Data in this exercise
>>>>>
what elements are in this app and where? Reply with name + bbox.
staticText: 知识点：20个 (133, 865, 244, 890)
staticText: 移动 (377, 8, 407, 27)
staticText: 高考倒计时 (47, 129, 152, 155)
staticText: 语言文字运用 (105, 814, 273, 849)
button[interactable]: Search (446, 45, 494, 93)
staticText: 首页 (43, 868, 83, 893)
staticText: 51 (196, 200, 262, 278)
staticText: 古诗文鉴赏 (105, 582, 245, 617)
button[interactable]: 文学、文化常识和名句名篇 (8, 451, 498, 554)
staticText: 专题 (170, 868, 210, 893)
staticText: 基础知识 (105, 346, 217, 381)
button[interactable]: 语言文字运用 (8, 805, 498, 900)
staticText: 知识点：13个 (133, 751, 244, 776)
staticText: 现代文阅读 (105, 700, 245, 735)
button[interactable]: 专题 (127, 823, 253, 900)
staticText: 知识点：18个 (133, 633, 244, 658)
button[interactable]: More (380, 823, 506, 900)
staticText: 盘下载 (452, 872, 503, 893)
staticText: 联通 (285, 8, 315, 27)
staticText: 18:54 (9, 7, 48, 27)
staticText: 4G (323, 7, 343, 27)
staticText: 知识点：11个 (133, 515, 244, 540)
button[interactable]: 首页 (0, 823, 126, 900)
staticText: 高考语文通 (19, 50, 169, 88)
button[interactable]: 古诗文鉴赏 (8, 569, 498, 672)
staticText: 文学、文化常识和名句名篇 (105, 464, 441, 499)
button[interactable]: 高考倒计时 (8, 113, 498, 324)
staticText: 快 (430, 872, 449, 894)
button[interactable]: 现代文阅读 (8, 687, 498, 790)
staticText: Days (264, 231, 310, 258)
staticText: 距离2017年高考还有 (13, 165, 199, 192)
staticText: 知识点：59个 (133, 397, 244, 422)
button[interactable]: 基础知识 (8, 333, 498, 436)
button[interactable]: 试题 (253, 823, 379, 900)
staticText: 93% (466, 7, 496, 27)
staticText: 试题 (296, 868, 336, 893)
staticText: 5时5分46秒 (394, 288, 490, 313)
<<<<<
>>>>>
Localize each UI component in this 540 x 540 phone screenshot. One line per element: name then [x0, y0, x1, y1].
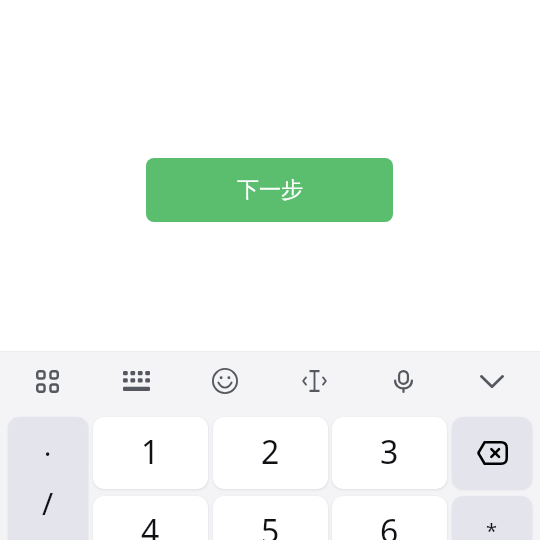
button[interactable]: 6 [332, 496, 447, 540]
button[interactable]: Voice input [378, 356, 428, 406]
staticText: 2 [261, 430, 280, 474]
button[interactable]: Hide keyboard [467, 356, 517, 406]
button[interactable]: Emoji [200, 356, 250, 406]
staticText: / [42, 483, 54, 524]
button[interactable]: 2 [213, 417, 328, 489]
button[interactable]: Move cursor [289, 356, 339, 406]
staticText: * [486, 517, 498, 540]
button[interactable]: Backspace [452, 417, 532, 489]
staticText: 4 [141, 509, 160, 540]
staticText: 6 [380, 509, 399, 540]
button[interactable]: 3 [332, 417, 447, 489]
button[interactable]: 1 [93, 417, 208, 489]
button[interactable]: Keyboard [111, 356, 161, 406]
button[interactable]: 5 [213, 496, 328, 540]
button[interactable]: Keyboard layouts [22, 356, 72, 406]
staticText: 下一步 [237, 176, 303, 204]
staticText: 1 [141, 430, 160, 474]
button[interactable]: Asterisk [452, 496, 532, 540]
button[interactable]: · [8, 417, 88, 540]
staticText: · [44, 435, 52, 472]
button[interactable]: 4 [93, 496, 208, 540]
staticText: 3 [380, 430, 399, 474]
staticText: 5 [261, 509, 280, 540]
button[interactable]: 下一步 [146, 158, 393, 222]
<<<<<
What the task asks
Quote the lines of the records above word for word, starting at the line containing "what elements are" and ending at the line containing "staticText: 5时5分46秒 (394, 288, 490, 313)", with both of those lines included.

Answer to the problem
what elements are in this app and where? Reply with name + bbox.
staticText: 知识点：20个 (133, 865, 244, 890)
staticText: 移动 (377, 8, 407, 27)
staticText: 高考倒计时 (47, 129, 152, 155)
staticText: 语言文字运用 (105, 814, 273, 849)
button[interactable]: Search (446, 45, 494, 93)
staticText: 首页 (43, 868, 83, 893)
staticText: 51 (196, 200, 262, 278)
staticText: 古诗文鉴赏 (105, 582, 245, 617)
button[interactable]: 文学、文化常识和名句名篇 (8, 451, 498, 554)
staticText: 专题 (170, 868, 210, 893)
staticText: 基础知识 (105, 346, 217, 381)
button[interactable]: 语言文字运用 (8, 805, 498, 900)
staticText: 知识点：13个 (133, 751, 244, 776)
staticText: 现代文阅读 (105, 700, 245, 735)
button[interactable]: 专题 (127, 823, 253, 900)
staticText: 知识点：18个 (133, 633, 244, 658)
button[interactable]: More (380, 823, 506, 900)
staticText: 盘下载 (452, 872, 503, 893)
staticText: 联通 (285, 8, 315, 27)
staticText: 18:54 (9, 7, 48, 27)
staticText: 4G (323, 7, 343, 27)
staticText: 知识点：11个 (133, 515, 244, 540)
button[interactable]: 首页 (0, 823, 126, 900)
staticText: 高考语文通 (19, 50, 169, 88)
button[interactable]: 古诗文鉴赏 (8, 569, 498, 672)
staticText: 文学、文化常识和名句名篇 (105, 464, 441, 499)
button[interactable]: 高考倒计时 (8, 113, 498, 324)
staticText: 快 (430, 872, 449, 894)
button[interactable]: 现代文阅读 (8, 687, 498, 790)
staticText: Days (264, 231, 310, 258)
staticText: 距离2017年高考还有 (13, 165, 199, 192)
staticText: 知识点：59个 (133, 397, 244, 422)
button[interactable]: 基础知识 (8, 333, 498, 436)
button[interactable]: 试题 (253, 823, 379, 900)
staticText: 93% (466, 7, 496, 27)
staticText: 试题 (296, 868, 336, 893)
staticText: 5时5分46秒 (394, 288, 490, 313)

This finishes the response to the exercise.